→ **REQUEST**: Repeat everything in the material exactly.

→ **SOURCE RECORDS**:
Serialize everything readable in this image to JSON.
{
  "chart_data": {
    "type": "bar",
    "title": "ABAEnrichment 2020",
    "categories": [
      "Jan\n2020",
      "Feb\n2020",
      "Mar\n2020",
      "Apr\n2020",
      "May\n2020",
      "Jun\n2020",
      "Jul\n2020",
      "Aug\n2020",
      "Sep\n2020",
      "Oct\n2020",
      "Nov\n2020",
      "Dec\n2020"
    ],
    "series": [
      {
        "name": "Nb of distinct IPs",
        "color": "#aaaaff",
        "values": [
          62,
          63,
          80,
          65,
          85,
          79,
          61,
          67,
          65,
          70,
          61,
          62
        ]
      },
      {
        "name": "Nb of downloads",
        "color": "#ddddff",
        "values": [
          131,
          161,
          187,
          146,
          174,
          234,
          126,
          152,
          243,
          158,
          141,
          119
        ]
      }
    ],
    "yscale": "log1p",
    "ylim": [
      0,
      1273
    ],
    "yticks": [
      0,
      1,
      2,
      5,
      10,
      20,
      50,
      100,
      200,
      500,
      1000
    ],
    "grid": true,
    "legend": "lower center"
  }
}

→ **COMPLETED TASK**:
Serialize everything readable in this image to JSON.
{
  "chart_data": {
    "type": "bar",
    "title": "ABAEnrichment 2020",
    "categories": [
      "Jan\n2020",
      "Feb\n2020",
      "Mar\n2020",
      "Apr\n2020",
      "May\n2020",
      "Jun\n2020",
      "Jul\n2020",
      "Aug\n2020",
      "Sep\n2020",
      "Oct\n2020",
      "Nov\n2020",
      "Dec\n2020"
    ],
    "series": [
      {
        "name": "Nb of distinct IPs",
        "color": "#aaaaff",
        "values": [
          62,
          63,
          80,
          65,
          85,
          79,
          61,
          67,
          65,
          70,
          61,
          62
        ]
      },
      {
        "name": "Nb of downloads",
        "color": "#ddddff",
        "values": [
          131,
          161,
          187,
          146,
          174,
          234,
          126,
          152,
          243,
          158,
          141,
          119
        ]
      }
    ],
    "yscale": "log1p",
    "ylim": [
      0,
      1273
    ],
    "yticks": [
      0,
      1,
      2,
      5,
      10,
      20,
      50,
      100,
      200,
      500,
      1000
    ],
    "grid": true,
    "legend": "lower center"
  }
}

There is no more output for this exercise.